Excerpts from a figure dataset:
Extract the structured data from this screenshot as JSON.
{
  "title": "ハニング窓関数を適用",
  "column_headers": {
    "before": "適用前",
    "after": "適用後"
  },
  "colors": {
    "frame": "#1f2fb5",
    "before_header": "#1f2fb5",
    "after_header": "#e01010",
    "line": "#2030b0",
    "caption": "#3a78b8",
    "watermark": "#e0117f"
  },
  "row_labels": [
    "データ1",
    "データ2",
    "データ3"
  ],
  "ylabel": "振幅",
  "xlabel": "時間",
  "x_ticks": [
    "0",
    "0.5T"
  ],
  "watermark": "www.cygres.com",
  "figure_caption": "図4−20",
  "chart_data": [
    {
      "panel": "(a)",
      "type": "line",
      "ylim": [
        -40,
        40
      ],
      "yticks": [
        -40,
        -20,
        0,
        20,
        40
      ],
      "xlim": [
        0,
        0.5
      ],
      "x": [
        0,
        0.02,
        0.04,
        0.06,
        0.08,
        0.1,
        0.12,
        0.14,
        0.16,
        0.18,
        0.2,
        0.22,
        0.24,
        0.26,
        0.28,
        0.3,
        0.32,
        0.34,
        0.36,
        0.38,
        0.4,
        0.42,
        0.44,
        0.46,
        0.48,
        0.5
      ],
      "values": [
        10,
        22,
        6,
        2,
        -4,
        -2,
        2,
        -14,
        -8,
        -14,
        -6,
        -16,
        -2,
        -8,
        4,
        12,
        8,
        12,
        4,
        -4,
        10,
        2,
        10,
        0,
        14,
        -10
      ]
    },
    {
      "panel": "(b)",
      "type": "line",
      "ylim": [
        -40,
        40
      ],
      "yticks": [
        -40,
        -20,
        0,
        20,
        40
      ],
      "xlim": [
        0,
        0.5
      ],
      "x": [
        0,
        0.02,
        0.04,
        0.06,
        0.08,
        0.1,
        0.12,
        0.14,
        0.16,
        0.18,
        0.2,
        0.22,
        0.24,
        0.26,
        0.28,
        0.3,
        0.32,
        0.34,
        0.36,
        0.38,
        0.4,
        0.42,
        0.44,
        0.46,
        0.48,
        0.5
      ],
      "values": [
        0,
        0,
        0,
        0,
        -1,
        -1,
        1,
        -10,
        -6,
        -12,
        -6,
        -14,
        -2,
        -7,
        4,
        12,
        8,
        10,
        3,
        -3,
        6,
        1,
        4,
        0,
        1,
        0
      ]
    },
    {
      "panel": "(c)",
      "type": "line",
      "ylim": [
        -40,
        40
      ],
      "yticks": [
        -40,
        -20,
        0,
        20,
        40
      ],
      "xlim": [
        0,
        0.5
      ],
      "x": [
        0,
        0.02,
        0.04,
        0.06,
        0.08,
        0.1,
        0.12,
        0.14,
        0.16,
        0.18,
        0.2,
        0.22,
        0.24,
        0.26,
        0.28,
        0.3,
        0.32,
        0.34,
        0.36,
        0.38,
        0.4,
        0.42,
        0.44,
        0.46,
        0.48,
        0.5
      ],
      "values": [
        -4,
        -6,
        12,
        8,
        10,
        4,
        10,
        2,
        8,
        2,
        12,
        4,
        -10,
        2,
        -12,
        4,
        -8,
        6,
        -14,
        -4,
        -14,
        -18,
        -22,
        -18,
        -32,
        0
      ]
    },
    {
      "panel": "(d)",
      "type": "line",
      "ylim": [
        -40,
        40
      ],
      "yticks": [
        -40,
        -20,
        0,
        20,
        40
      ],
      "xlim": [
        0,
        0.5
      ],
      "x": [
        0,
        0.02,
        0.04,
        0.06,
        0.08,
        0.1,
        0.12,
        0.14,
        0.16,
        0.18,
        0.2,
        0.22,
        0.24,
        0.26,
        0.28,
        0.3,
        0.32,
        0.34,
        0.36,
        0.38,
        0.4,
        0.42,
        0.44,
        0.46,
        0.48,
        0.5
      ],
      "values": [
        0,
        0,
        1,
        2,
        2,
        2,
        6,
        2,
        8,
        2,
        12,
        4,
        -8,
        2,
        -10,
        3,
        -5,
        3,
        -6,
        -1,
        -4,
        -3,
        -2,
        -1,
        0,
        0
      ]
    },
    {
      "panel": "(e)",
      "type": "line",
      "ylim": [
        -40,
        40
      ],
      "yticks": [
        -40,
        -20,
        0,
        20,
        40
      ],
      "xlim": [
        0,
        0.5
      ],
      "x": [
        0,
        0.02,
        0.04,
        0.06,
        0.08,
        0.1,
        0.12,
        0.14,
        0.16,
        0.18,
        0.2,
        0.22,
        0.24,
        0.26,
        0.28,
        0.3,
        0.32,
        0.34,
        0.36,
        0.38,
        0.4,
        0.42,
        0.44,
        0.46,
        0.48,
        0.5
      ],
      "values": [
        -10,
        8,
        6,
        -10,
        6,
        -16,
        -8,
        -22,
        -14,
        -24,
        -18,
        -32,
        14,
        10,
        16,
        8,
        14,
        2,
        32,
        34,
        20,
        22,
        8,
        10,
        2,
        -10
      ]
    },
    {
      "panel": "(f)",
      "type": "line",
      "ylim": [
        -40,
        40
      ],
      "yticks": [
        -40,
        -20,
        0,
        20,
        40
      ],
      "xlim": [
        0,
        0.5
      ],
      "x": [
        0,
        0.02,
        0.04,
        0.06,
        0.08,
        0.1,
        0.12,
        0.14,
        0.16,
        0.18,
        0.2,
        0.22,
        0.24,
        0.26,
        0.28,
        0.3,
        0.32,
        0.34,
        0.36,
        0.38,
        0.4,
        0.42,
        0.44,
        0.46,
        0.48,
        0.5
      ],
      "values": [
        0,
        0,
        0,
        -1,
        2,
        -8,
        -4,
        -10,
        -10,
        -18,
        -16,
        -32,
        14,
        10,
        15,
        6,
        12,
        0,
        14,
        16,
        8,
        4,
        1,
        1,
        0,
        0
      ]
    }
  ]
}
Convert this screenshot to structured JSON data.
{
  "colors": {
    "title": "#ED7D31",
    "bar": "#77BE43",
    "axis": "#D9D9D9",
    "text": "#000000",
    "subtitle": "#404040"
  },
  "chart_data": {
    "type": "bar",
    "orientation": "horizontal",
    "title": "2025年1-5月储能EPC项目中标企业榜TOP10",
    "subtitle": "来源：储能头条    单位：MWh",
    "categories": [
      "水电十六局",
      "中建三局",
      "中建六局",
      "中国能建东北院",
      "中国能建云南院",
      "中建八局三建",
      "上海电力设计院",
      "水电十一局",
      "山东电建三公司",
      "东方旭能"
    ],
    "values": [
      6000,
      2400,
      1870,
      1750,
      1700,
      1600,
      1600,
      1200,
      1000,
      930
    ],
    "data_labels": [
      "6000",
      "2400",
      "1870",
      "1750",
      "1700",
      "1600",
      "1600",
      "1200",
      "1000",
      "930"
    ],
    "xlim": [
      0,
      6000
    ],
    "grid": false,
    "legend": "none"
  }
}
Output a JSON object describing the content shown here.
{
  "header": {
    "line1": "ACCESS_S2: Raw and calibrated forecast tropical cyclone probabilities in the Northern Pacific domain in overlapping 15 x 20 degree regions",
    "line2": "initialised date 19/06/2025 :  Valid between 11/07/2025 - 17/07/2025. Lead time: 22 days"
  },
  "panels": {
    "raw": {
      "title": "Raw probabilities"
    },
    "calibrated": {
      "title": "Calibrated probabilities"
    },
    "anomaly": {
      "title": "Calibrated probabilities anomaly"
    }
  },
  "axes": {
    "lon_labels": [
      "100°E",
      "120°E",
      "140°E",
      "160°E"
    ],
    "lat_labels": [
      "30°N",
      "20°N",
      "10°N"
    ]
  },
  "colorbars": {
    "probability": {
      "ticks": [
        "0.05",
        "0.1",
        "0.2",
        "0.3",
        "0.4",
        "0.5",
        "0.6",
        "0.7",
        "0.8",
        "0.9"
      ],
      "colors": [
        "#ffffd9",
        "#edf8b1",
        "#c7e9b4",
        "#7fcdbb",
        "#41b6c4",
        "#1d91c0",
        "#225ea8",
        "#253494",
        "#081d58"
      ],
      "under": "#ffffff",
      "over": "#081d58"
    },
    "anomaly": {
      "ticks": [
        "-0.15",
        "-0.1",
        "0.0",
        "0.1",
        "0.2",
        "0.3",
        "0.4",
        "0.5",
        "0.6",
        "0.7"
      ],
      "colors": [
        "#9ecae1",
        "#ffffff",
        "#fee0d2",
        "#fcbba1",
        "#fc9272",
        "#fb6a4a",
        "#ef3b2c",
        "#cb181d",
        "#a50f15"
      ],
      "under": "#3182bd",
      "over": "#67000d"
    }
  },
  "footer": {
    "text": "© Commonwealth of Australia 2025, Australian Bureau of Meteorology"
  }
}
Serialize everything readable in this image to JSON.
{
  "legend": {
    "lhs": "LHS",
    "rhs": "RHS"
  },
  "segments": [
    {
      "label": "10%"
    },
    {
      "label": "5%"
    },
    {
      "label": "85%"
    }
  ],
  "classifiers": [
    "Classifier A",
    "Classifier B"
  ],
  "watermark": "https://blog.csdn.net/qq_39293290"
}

Required work. Copy each line from the data above that includes "text".

Task output.
    "text": "#000000",
    "text": "© Commonwealth of Australia 2025, Australian Bureau of Meteorology"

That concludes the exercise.